__Exercise__. Copy verbatim the span of lines beginning at the line that contains "Output a JSON" and ending with the final line of the data. Exclude pictures from the copy.

__Records provided__.
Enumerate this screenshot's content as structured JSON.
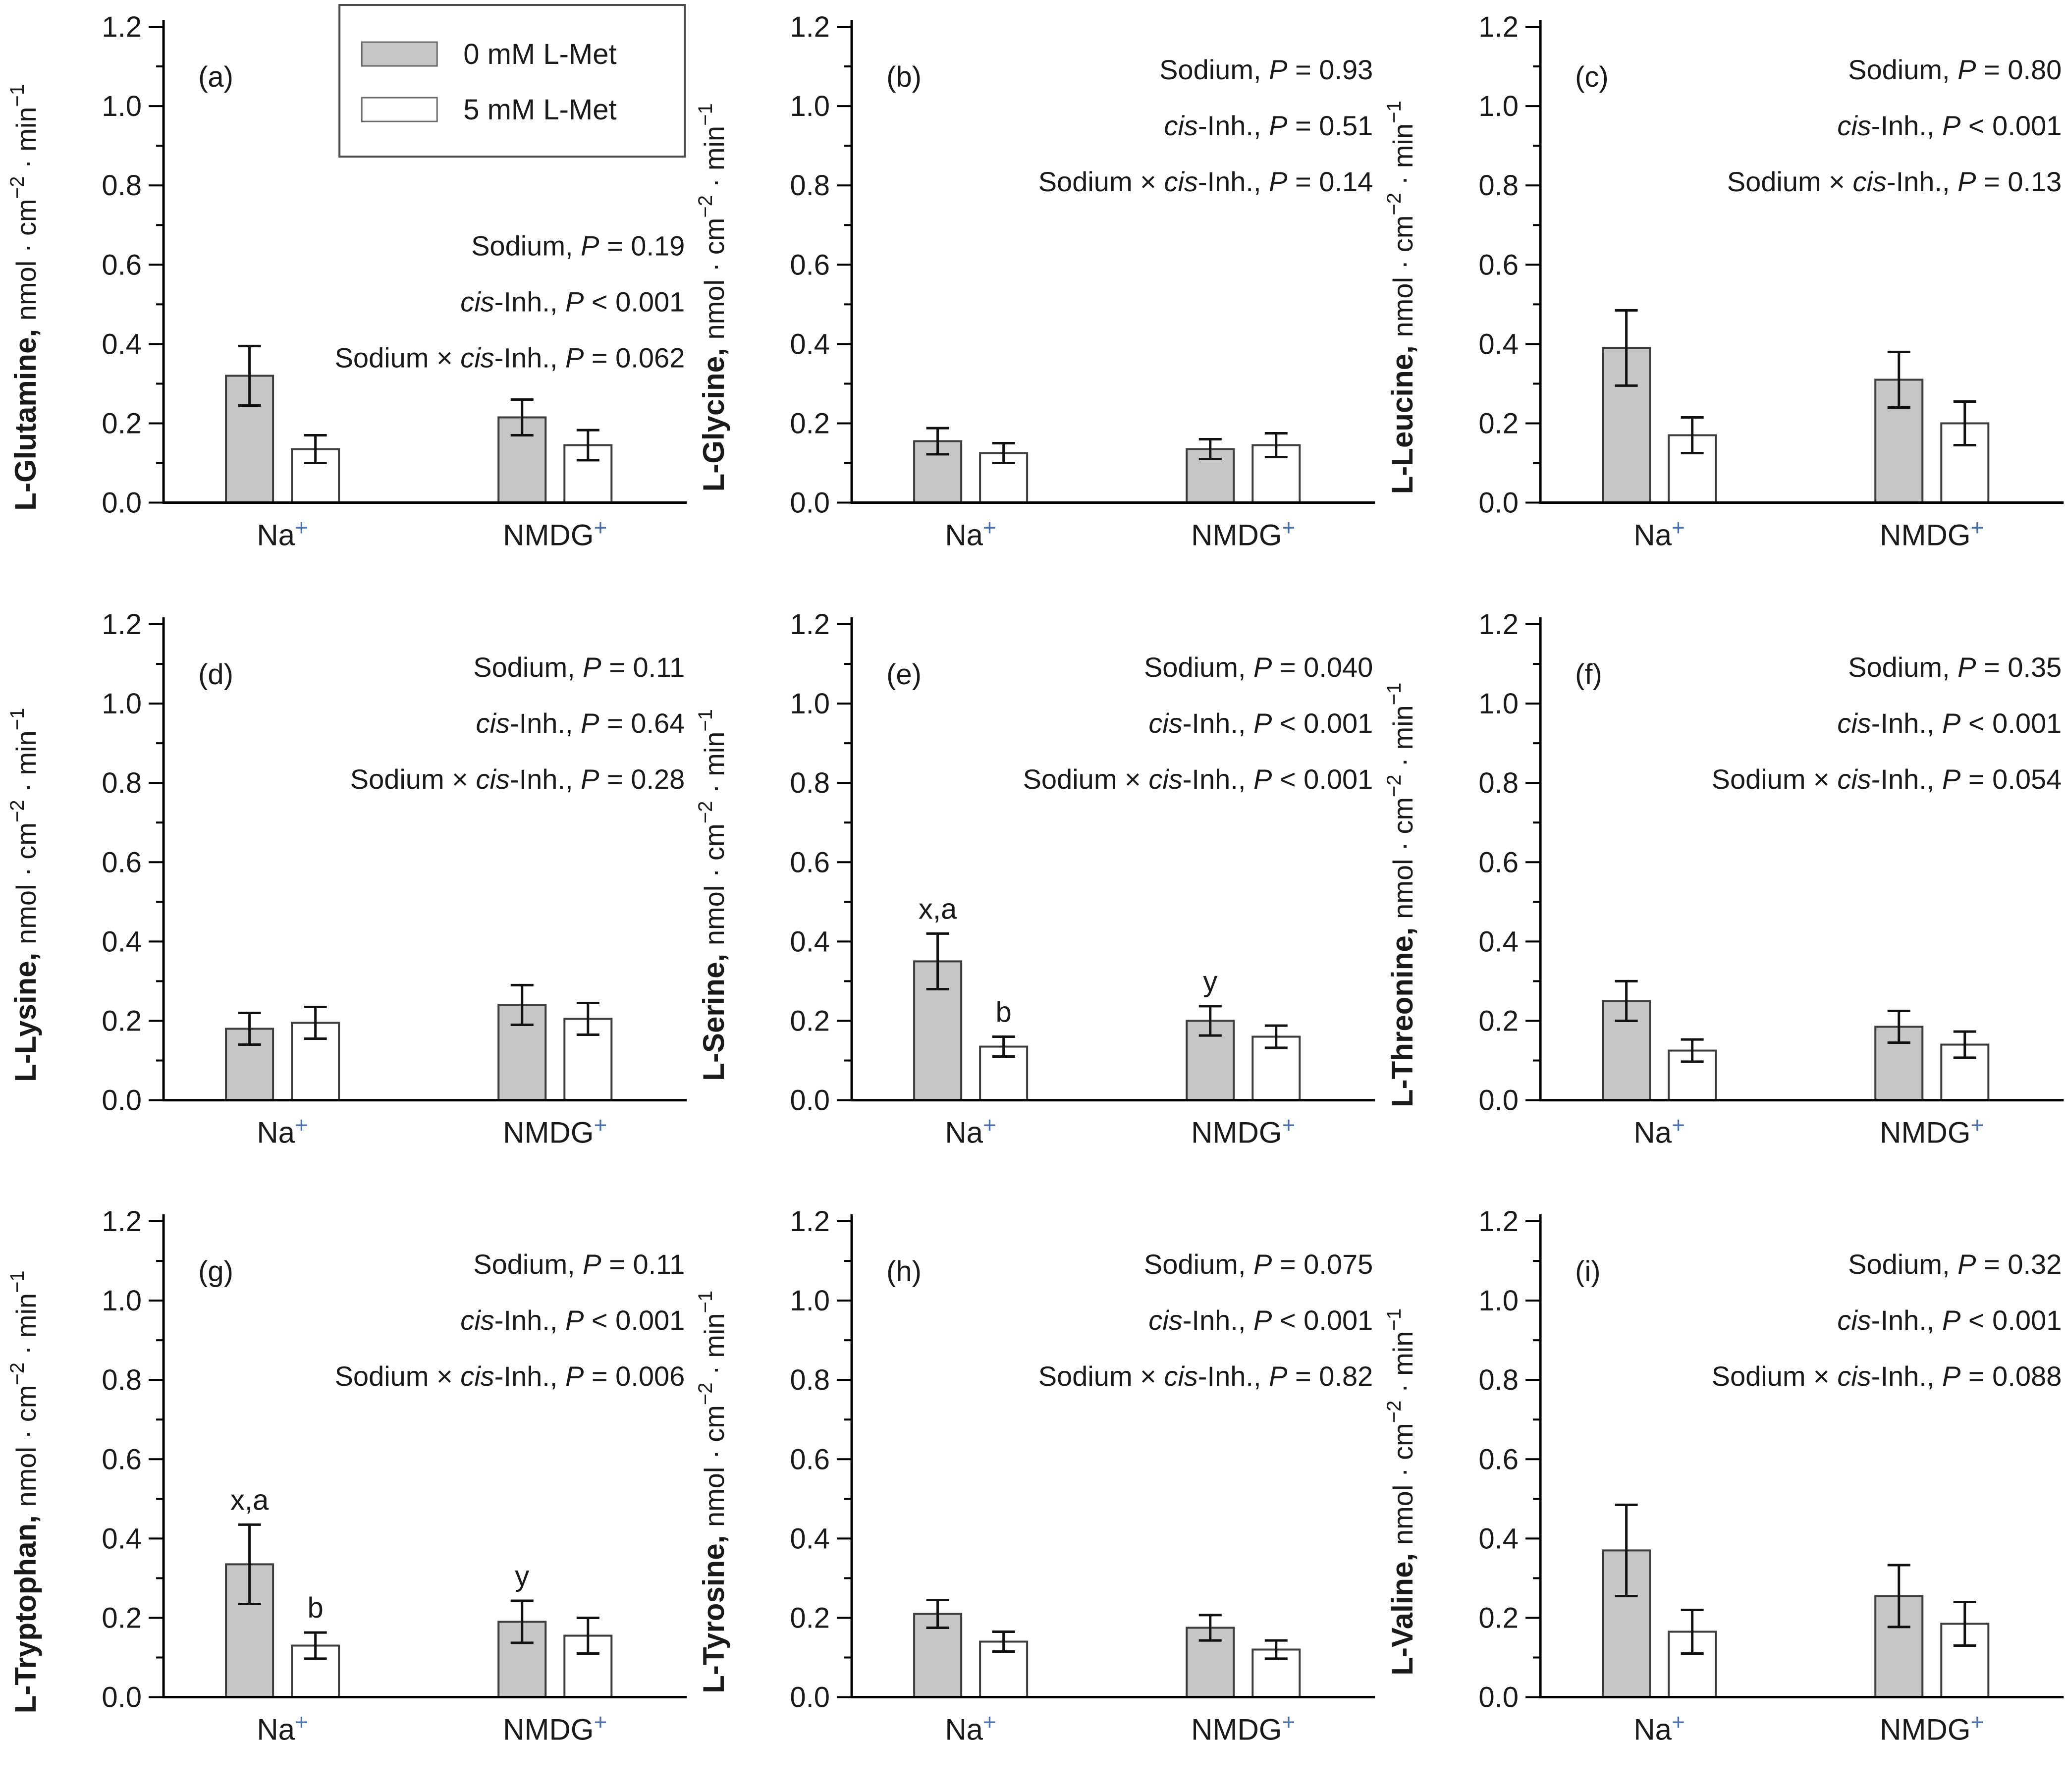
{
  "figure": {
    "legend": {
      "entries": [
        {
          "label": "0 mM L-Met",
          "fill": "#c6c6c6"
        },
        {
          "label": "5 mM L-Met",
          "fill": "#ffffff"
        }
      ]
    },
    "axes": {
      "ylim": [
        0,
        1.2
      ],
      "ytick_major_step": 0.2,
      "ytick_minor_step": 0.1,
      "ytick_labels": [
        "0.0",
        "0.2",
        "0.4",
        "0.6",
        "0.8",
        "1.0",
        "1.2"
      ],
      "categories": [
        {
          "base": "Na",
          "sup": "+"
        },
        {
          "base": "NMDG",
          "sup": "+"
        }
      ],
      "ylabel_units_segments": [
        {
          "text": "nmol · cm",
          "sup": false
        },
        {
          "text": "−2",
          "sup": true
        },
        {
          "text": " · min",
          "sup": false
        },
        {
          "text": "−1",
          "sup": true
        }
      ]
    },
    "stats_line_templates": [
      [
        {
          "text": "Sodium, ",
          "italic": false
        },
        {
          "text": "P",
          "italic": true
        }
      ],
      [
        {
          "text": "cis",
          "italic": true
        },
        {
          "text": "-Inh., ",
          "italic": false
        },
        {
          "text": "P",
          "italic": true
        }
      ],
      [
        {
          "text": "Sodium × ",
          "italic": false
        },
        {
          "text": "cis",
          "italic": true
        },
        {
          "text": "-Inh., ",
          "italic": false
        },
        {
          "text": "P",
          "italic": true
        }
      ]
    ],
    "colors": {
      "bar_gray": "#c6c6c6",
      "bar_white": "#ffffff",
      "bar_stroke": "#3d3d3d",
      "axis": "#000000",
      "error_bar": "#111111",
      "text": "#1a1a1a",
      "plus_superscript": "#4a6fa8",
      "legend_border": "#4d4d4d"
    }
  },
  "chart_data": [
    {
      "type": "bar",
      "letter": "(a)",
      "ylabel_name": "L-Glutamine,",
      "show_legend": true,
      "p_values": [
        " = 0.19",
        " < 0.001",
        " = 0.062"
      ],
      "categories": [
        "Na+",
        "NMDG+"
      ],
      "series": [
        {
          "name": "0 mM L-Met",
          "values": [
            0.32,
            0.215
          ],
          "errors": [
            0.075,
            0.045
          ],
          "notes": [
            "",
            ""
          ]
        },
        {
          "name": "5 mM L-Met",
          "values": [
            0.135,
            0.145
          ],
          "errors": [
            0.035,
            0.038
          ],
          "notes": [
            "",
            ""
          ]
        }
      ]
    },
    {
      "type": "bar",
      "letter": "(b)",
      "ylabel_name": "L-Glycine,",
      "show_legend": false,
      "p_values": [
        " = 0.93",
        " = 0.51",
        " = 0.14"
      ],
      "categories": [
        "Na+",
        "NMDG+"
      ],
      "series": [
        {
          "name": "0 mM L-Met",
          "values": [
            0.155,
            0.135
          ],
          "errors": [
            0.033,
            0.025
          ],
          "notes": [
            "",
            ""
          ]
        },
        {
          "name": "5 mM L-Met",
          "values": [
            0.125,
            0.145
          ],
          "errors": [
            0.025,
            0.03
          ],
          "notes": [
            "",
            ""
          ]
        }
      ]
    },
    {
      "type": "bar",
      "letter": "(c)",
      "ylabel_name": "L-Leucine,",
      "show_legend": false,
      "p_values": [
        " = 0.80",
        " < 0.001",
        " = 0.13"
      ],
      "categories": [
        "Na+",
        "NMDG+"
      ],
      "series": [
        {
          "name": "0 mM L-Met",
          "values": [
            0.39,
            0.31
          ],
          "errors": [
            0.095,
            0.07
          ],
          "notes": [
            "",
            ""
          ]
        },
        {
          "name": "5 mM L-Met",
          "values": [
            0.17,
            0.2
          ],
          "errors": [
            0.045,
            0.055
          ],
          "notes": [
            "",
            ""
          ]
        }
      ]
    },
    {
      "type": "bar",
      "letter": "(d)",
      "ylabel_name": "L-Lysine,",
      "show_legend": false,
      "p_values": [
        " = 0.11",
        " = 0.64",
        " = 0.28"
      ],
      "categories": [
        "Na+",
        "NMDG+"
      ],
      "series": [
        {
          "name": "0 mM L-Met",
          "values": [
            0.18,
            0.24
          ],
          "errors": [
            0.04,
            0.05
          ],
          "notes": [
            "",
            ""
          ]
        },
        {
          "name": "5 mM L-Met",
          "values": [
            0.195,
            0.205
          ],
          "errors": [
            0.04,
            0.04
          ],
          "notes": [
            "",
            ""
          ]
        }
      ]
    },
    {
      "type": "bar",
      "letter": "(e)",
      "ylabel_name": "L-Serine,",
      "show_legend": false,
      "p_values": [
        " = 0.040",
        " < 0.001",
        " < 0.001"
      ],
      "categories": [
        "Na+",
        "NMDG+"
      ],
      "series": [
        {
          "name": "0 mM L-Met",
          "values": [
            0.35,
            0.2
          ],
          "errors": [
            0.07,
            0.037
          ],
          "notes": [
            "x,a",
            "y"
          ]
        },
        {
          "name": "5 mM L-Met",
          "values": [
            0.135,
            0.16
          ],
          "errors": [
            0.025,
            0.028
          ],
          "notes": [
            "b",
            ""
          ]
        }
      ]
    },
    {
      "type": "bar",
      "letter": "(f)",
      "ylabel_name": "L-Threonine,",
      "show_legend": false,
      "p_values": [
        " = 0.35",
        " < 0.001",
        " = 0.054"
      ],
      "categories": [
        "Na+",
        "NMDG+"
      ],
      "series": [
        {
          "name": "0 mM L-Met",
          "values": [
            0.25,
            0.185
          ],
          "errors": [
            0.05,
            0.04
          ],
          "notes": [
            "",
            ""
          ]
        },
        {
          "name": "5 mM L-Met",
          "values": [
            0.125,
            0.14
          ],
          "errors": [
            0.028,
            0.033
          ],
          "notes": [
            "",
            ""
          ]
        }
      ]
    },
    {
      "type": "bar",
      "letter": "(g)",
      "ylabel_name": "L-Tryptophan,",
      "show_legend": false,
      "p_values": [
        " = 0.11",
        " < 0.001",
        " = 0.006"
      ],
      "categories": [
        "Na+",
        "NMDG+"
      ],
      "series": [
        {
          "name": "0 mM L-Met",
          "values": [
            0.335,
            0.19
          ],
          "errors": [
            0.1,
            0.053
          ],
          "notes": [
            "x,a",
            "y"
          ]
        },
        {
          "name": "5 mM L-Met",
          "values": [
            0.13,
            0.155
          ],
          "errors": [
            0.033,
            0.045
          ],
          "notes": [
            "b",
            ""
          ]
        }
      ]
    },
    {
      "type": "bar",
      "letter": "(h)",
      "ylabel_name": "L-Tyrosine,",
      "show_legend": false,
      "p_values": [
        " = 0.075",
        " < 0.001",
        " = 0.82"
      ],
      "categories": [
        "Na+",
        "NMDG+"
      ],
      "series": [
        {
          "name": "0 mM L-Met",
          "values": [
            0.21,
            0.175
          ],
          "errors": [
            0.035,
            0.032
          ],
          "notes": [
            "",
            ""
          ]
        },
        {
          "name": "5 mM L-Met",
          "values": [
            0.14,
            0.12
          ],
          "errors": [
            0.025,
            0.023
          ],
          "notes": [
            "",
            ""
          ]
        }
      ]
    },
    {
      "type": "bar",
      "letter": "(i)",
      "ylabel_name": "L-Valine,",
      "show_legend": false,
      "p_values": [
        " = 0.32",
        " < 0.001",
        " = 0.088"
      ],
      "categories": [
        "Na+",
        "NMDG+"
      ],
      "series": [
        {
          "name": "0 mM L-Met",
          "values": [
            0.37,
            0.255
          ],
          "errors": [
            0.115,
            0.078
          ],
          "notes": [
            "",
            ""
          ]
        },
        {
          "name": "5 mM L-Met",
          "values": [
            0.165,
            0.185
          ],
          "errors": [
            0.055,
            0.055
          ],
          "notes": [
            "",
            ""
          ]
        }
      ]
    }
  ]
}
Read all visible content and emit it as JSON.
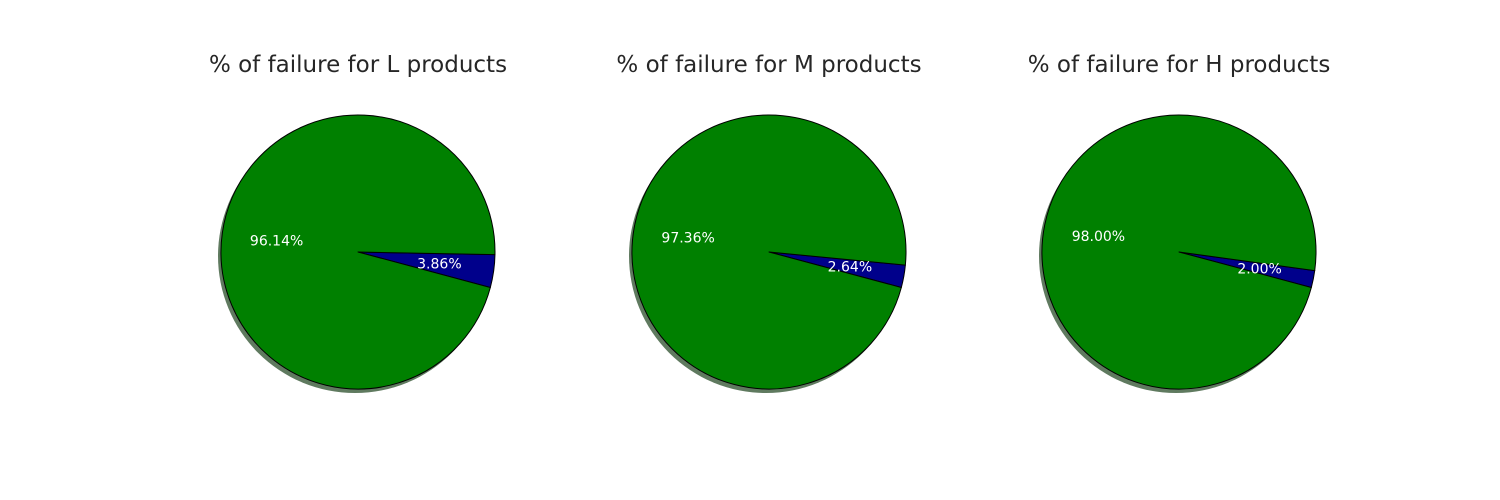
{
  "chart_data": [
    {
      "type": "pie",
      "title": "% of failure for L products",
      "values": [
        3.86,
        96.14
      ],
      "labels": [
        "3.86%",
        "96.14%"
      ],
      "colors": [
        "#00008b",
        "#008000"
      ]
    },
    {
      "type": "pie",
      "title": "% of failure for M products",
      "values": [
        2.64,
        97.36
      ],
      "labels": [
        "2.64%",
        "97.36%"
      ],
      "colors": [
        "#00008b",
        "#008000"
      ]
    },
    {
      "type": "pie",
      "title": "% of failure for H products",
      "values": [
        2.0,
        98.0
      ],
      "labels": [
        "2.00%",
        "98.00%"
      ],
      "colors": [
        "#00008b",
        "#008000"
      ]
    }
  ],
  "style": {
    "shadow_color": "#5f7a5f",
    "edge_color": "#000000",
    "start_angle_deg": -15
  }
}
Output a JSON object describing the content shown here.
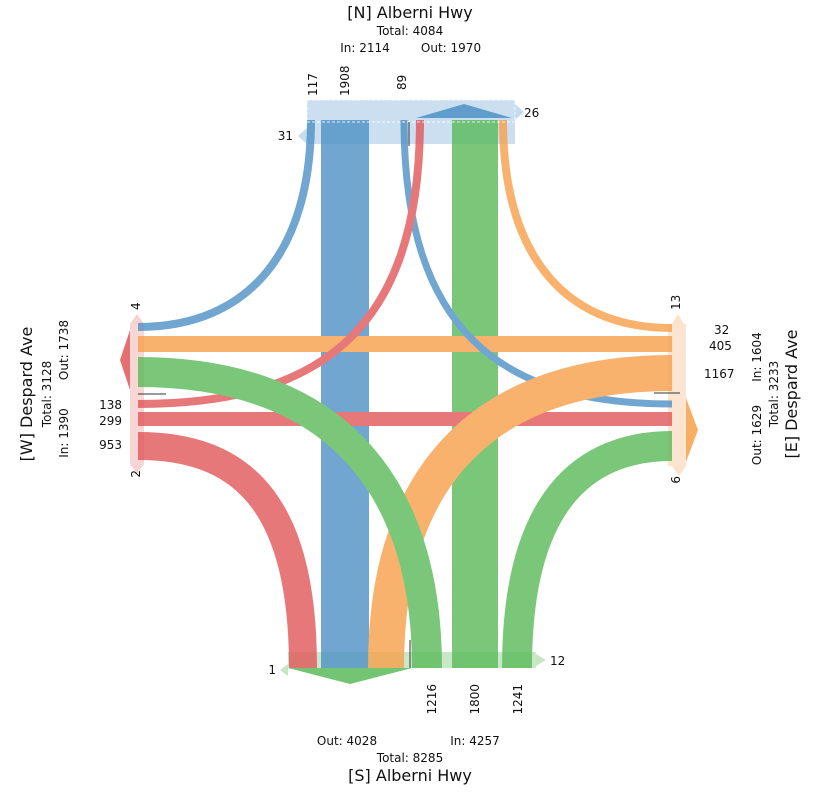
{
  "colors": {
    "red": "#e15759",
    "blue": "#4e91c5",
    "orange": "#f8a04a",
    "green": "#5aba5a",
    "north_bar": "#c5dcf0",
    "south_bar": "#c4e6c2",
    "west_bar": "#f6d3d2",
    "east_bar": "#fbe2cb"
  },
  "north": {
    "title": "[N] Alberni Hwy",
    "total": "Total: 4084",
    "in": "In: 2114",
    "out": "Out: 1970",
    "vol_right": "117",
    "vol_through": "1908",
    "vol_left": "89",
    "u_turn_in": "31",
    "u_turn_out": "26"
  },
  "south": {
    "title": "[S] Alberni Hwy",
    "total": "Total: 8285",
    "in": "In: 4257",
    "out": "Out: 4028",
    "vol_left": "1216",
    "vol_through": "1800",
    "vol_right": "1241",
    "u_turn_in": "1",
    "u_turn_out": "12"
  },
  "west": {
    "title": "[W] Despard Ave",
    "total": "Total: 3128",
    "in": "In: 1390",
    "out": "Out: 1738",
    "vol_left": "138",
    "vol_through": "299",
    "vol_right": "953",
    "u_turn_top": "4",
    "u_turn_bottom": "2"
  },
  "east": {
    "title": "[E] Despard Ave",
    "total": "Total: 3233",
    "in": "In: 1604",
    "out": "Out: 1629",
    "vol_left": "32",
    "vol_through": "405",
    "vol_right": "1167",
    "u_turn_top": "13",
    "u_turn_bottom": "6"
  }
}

__Complete response__.
Output a JSON object describing the content shown here.
{
  "colors": {
    "red": "#e15759",
    "blue": "#4e91c5",
    "orange": "#f8a04a",
    "green": "#5aba5a",
    "north_bar": "#c5dcf0",
    "south_bar": "#c4e6c2",
    "west_bar": "#f6d3d2",
    "east_bar": "#fbe2cb"
  },
  "north": {
    "title": "[N] Alberni Hwy",
    "total": "Total: 4084",
    "in": "In: 2114",
    "out": "Out: 1970",
    "vol_right": "117",
    "vol_through": "1908",
    "vol_left": "89",
    "u_turn_in": "31",
    "u_turn_out": "26"
  },
  "south": {
    "title": "[S] Alberni Hwy",
    "total": "Total: 8285",
    "in": "In: 4257",
    "out": "Out: 4028",
    "vol_left": "1216",
    "vol_through": "1800",
    "vol_right": "1241",
    "u_turn_in": "1",
    "u_turn_out": "12"
  },
  "west": {
    "title": "[W] Despard Ave",
    "total": "Total: 3128",
    "in": "In: 1390",
    "out": "Out: 1738",
    "vol_left": "138",
    "vol_through": "299",
    "vol_right": "953",
    "u_turn_top": "4",
    "u_turn_bottom": "2"
  },
  "east": {
    "title": "[E] Despard Ave",
    "total": "Total: 3233",
    "in": "In: 1604",
    "out": "Out: 1629",
    "vol_left": "32",
    "vol_through": "405",
    "vol_right": "1167",
    "u_turn_top": "13",
    "u_turn_bottom": "6"
  }
}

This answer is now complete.